→ Task to complete: Write out each line from the data below that includes the word "open".
+ + + +
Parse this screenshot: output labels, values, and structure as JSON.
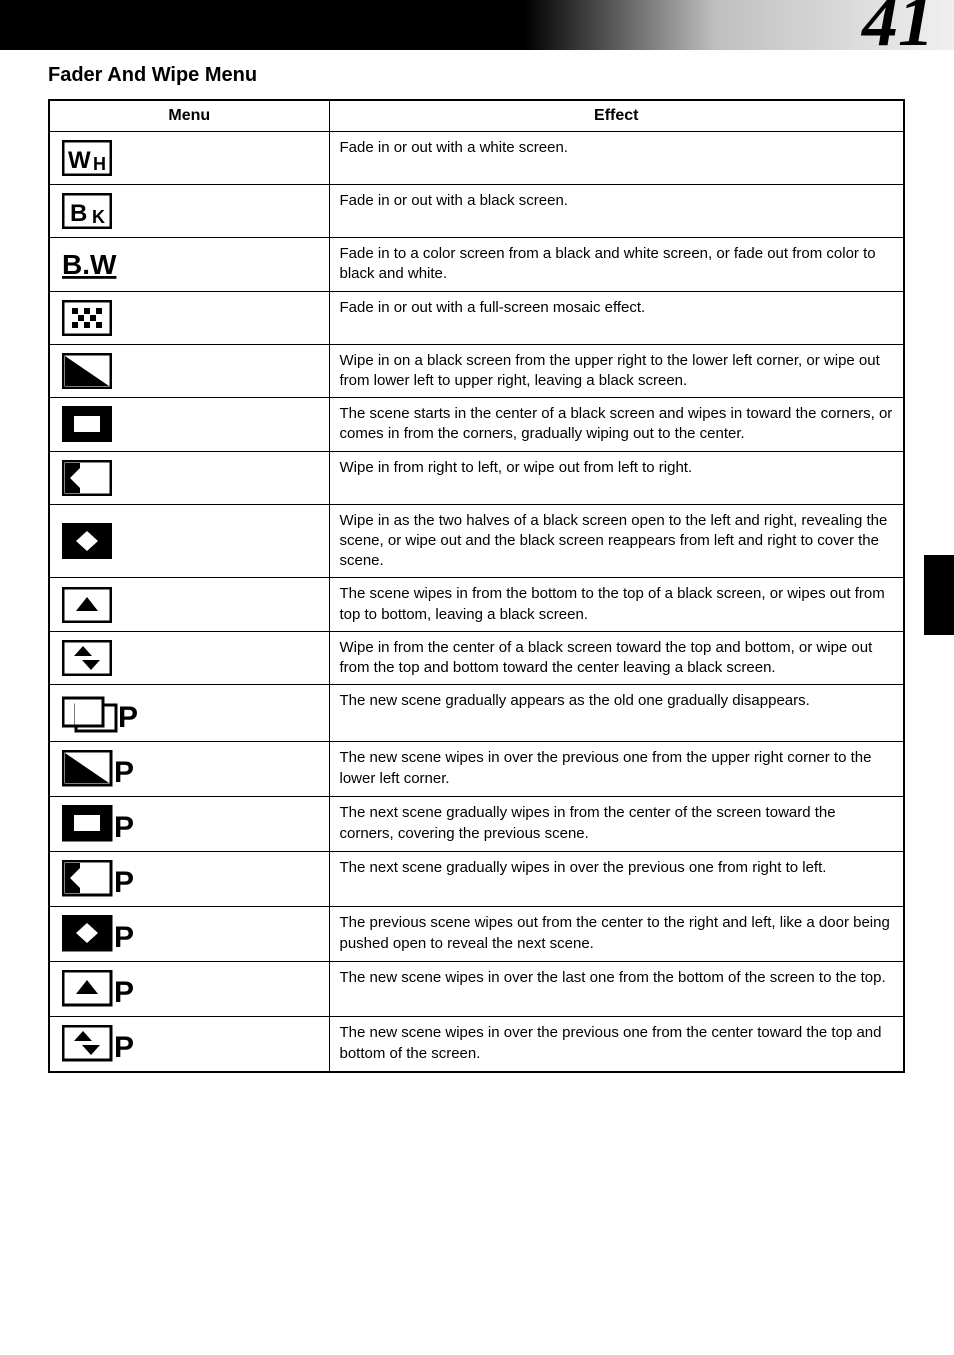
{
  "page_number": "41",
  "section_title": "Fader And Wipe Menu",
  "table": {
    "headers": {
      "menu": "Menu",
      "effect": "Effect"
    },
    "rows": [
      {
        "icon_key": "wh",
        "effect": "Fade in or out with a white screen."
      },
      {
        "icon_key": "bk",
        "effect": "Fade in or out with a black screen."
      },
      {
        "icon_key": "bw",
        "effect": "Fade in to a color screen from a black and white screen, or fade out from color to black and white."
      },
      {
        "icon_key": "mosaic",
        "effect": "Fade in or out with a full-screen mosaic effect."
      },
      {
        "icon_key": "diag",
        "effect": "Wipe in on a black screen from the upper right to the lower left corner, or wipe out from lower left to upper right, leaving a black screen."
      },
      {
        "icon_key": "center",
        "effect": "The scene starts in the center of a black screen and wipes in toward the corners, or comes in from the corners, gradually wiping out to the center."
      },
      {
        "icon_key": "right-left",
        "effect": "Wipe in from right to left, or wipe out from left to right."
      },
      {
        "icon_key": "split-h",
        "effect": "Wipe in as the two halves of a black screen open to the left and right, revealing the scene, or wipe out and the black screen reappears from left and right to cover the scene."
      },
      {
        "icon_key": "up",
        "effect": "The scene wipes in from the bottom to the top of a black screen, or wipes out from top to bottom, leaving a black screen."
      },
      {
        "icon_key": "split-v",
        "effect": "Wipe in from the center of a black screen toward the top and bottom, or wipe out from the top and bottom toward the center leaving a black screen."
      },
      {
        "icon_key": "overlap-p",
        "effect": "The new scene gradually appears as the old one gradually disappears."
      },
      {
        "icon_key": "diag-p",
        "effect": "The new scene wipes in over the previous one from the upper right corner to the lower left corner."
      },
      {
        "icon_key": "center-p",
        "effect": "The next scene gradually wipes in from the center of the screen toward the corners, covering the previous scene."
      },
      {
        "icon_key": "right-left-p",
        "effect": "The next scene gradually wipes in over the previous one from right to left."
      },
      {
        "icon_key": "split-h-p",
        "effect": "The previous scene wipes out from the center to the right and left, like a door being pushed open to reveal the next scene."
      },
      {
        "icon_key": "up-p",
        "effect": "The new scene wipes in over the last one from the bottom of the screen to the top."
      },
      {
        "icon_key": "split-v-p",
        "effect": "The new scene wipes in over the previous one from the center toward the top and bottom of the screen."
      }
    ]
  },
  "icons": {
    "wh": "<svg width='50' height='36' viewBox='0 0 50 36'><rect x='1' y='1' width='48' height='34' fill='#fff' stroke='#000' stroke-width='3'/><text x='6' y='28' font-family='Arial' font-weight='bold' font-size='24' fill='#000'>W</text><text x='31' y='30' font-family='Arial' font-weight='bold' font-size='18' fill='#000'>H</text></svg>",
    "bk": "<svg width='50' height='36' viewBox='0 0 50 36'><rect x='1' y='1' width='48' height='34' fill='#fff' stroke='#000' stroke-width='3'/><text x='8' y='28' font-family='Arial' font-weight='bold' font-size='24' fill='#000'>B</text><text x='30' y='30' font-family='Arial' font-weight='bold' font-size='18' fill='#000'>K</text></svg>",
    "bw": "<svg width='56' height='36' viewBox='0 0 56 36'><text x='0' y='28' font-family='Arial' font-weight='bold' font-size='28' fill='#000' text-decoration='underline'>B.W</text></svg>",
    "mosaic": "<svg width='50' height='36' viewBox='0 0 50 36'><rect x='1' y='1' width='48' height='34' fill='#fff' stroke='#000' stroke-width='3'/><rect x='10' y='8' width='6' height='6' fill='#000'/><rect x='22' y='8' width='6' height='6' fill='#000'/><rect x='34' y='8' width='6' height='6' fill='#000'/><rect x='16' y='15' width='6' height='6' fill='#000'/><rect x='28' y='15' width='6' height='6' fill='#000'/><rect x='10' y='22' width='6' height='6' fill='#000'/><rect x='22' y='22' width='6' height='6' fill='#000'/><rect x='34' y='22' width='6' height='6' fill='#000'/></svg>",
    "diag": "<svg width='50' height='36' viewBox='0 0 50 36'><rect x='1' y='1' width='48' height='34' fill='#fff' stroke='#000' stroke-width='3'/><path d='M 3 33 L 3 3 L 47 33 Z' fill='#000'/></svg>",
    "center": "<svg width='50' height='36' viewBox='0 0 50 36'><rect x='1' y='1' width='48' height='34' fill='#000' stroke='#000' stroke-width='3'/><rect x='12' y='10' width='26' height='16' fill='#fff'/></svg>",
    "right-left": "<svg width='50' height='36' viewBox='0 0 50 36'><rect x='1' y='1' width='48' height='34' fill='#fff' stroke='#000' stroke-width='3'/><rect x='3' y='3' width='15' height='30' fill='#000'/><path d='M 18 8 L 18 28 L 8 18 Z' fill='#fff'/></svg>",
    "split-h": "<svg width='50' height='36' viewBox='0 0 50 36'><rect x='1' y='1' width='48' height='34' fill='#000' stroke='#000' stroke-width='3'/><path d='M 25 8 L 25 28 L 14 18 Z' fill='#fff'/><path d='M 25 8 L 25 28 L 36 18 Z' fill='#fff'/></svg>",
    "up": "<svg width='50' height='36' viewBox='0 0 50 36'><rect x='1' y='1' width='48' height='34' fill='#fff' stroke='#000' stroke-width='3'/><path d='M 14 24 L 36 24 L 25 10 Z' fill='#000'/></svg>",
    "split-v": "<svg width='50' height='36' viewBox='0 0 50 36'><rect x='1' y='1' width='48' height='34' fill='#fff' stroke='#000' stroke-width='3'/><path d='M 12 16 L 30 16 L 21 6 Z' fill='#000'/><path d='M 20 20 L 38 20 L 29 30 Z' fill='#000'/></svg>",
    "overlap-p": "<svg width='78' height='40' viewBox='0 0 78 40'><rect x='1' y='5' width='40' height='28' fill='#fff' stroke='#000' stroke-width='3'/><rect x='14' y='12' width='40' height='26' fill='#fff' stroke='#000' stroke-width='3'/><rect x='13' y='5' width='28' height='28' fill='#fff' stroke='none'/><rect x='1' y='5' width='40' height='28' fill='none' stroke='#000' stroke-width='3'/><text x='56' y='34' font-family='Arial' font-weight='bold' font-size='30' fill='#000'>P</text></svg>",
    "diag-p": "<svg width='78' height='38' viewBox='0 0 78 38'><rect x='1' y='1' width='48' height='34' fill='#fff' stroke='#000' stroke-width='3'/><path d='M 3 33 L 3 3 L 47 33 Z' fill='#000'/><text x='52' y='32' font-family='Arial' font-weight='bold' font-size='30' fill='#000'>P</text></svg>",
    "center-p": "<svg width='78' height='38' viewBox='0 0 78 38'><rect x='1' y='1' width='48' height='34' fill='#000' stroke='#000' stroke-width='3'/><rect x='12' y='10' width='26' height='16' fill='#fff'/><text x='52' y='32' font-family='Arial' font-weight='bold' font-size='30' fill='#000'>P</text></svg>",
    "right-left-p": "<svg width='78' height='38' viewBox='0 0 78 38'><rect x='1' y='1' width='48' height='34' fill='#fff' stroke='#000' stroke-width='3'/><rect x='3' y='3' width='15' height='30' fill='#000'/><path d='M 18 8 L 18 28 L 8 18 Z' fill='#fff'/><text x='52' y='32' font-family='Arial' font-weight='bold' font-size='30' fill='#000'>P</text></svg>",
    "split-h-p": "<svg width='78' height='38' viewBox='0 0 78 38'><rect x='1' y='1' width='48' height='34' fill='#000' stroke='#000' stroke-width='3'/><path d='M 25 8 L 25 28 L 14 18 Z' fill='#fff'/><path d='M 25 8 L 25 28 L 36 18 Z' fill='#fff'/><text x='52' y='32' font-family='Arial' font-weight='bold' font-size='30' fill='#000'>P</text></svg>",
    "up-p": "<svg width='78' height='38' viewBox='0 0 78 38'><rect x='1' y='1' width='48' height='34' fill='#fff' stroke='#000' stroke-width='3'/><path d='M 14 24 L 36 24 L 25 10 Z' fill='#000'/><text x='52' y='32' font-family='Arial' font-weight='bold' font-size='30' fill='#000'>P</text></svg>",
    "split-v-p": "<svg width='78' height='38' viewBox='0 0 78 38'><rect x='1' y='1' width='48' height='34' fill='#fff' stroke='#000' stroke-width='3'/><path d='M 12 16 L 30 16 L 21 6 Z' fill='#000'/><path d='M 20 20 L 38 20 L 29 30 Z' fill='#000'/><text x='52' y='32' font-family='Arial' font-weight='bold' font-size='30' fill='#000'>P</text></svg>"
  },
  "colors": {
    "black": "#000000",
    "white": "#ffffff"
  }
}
+ + + +
→ Written answer:
        "effect": "Wipe in as the two halves of a black screen open to the left and right, revealing the scene, or wipe out and the black screen reappears from left and right to cover the scene."
        "effect": "The previous scene wipes out from the center to the right and left, like a door being pushed open to reveal the next scene."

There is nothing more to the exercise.